Reproduce all of the material exactly as shown.
# start of Dataset records
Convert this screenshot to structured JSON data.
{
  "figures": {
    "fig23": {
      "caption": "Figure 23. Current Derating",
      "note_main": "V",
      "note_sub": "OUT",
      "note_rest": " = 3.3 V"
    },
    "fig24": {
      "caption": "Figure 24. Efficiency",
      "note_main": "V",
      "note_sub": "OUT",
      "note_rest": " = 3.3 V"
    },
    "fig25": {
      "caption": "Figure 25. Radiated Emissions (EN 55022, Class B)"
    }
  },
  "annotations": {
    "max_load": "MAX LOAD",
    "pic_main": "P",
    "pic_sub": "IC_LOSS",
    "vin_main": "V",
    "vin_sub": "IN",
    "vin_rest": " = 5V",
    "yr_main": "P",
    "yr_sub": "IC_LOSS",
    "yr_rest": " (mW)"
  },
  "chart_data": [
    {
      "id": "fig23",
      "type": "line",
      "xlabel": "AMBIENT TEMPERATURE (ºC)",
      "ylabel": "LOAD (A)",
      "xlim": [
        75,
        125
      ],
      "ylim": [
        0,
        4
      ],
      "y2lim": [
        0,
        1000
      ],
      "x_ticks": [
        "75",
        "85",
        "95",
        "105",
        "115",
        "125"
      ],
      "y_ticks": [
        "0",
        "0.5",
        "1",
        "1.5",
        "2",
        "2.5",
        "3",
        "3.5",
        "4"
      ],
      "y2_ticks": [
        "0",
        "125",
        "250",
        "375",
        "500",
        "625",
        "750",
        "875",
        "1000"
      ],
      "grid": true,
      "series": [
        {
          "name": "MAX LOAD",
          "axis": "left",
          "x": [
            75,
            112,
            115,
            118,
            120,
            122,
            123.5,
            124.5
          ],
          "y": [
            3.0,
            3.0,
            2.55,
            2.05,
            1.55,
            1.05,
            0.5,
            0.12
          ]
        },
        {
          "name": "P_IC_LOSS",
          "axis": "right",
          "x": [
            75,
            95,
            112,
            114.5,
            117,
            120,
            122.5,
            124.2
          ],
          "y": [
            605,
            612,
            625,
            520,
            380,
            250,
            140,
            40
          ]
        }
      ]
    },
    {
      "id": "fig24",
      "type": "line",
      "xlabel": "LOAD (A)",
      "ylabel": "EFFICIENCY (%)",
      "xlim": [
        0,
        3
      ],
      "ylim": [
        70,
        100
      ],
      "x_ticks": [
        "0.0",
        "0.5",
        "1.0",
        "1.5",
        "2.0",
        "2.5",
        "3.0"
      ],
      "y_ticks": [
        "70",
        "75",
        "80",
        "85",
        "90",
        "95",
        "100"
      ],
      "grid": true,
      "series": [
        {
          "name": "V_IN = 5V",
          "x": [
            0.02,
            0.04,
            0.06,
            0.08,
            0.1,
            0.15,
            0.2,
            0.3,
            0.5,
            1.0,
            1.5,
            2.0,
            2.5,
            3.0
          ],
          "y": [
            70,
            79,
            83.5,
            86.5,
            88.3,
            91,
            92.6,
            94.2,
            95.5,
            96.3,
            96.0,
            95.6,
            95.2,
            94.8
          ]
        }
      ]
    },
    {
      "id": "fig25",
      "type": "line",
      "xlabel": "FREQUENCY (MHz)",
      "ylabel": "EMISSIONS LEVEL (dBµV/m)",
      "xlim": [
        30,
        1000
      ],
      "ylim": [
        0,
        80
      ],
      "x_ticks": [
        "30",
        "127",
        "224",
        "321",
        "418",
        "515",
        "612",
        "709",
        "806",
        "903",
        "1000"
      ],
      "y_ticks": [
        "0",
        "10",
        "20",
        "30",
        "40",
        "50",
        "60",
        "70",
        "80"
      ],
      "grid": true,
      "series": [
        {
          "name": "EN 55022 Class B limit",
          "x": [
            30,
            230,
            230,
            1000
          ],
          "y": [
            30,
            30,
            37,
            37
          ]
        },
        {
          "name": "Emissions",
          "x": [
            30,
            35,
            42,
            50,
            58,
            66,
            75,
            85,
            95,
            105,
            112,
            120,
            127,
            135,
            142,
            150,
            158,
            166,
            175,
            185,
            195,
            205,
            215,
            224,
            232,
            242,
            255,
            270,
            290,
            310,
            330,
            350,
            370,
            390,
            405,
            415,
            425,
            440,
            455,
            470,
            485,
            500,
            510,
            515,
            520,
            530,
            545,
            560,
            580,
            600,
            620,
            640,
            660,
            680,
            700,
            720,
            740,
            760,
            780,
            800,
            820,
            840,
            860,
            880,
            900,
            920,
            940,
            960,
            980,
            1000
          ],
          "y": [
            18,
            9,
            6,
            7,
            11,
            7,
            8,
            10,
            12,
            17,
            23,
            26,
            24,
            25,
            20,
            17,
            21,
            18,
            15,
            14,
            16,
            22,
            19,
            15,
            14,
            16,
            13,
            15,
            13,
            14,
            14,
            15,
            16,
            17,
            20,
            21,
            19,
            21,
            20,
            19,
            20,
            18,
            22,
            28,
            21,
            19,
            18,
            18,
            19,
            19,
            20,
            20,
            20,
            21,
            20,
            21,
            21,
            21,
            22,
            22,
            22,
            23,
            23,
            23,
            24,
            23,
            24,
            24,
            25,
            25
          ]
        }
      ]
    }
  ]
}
# end of Dataset records
* **Solution for this task**
Convert this screenshot to structured JSON data.
{
  "figures": {
    "fig23": {
      "caption": "Figure 23. Current Derating",
      "note_main": "V",
      "note_sub": "OUT",
      "note_rest": " = 3.3 V"
    },
    "fig24": {
      "caption": "Figure 24. Efficiency",
      "note_main": "V",
      "note_sub": "OUT",
      "note_rest": " = 3.3 V"
    },
    "fig25": {
      "caption": "Figure 25. Radiated Emissions (EN 55022, Class B)"
    }
  },
  "annotations": {
    "max_load": "MAX LOAD",
    "pic_main": "P",
    "pic_sub": "IC_LOSS",
    "vin_main": "V",
    "vin_sub": "IN",
    "vin_rest": " = 5V",
    "yr_main": "P",
    "yr_sub": "IC_LOSS",
    "yr_rest": " (mW)"
  },
  "chart_data": [
    {
      "id": "fig23",
      "type": "line",
      "xlabel": "AMBIENT TEMPERATURE (ºC)",
      "ylabel": "LOAD (A)",
      "xlim": [
        75,
        125
      ],
      "ylim": [
        0,
        4
      ],
      "y2lim": [
        0,
        1000
      ],
      "x_ticks": [
        "75",
        "85",
        "95",
        "105",
        "115",
        "125"
      ],
      "y_ticks": [
        "0",
        "0.5",
        "1",
        "1.5",
        "2",
        "2.5",
        "3",
        "3.5",
        "4"
      ],
      "y2_ticks": [
        "0",
        "125",
        "250",
        "375",
        "500",
        "625",
        "750",
        "875",
        "1000"
      ],
      "grid": true,
      "series": [
        {
          "name": "MAX LOAD",
          "axis": "left",
          "x": [
            75,
            112,
            115,
            118,
            120,
            122,
            123.5,
            124.5
          ],
          "y": [
            3.0,
            3.0,
            2.55,
            2.05,
            1.55,
            1.05,
            0.5,
            0.12
          ]
        },
        {
          "name": "P_IC_LOSS",
          "axis": "right",
          "x": [
            75,
            95,
            112,
            114.5,
            117,
            120,
            122.5,
            124.2
          ],
          "y": [
            605,
            612,
            625,
            520,
            380,
            250,
            140,
            40
          ]
        }
      ]
    },
    {
      "id": "fig24",
      "type": "line",
      "xlabel": "LOAD (A)",
      "ylabel": "EFFICIENCY (%)",
      "xlim": [
        0,
        3
      ],
      "ylim": [
        70,
        100
      ],
      "x_ticks": [
        "0.0",
        "0.5",
        "1.0",
        "1.5",
        "2.0",
        "2.5",
        "3.0"
      ],
      "y_ticks": [
        "70",
        "75",
        "80",
        "85",
        "90",
        "95",
        "100"
      ],
      "grid": true,
      "series": [
        {
          "name": "V_IN = 5V",
          "x": [
            0.02,
            0.04,
            0.06,
            0.08,
            0.1,
            0.15,
            0.2,
            0.3,
            0.5,
            1.0,
            1.5,
            2.0,
            2.5,
            3.0
          ],
          "y": [
            70,
            79,
            83.5,
            86.5,
            88.3,
            91,
            92.6,
            94.2,
            95.5,
            96.3,
            96.0,
            95.6,
            95.2,
            94.8
          ]
        }
      ]
    },
    {
      "id": "fig25",
      "type": "line",
      "xlabel": "FREQUENCY (MHz)",
      "ylabel": "EMISSIONS LEVEL (dBµV/m)",
      "xlim": [
        30,
        1000
      ],
      "ylim": [
        0,
        80
      ],
      "x_ticks": [
        "30",
        "127",
        "224",
        "321",
        "418",
        "515",
        "612",
        "709",
        "806",
        "903",
        "1000"
      ],
      "y_ticks": [
        "0",
        "10",
        "20",
        "30",
        "40",
        "50",
        "60",
        "70",
        "80"
      ],
      "grid": true,
      "series": [
        {
          "name": "EN 55022 Class B limit",
          "x": [
            30,
            230,
            230,
            1000
          ],
          "y": [
            30,
            30,
            37,
            37
          ]
        },
        {
          "name": "Emissions",
          "x": [
            30,
            35,
            42,
            50,
            58,
            66,
            75,
            85,
            95,
            105,
            112,
            120,
            127,
            135,
            142,
            150,
            158,
            166,
            175,
            185,
            195,
            205,
            215,
            224,
            232,
            242,
            255,
            270,
            290,
            310,
            330,
            350,
            370,
            390,
            405,
            415,
            425,
            440,
            455,
            470,
            485,
            500,
            510,
            515,
            520,
            530,
            545,
            560,
            580,
            600,
            620,
            640,
            660,
            680,
            700,
            720,
            740,
            760,
            780,
            800,
            820,
            840,
            860,
            880,
            900,
            920,
            940,
            960,
            980,
            1000
          ],
          "y": [
            18,
            9,
            6,
            7,
            11,
            7,
            8,
            10,
            12,
            17,
            23,
            26,
            24,
            25,
            20,
            17,
            21,
            18,
            15,
            14,
            16,
            22,
            19,
            15,
            14,
            16,
            13,
            15,
            13,
            14,
            14,
            15,
            16,
            17,
            20,
            21,
            19,
            21,
            20,
            19,
            20,
            18,
            22,
            28,
            21,
            19,
            18,
            18,
            19,
            19,
            20,
            20,
            20,
            21,
            20,
            21,
            21,
            21,
            22,
            22,
            22,
            23,
            23,
            23,
            24,
            23,
            24,
            24,
            25,
            25
          ]
        }
      ]
    }
  ]
}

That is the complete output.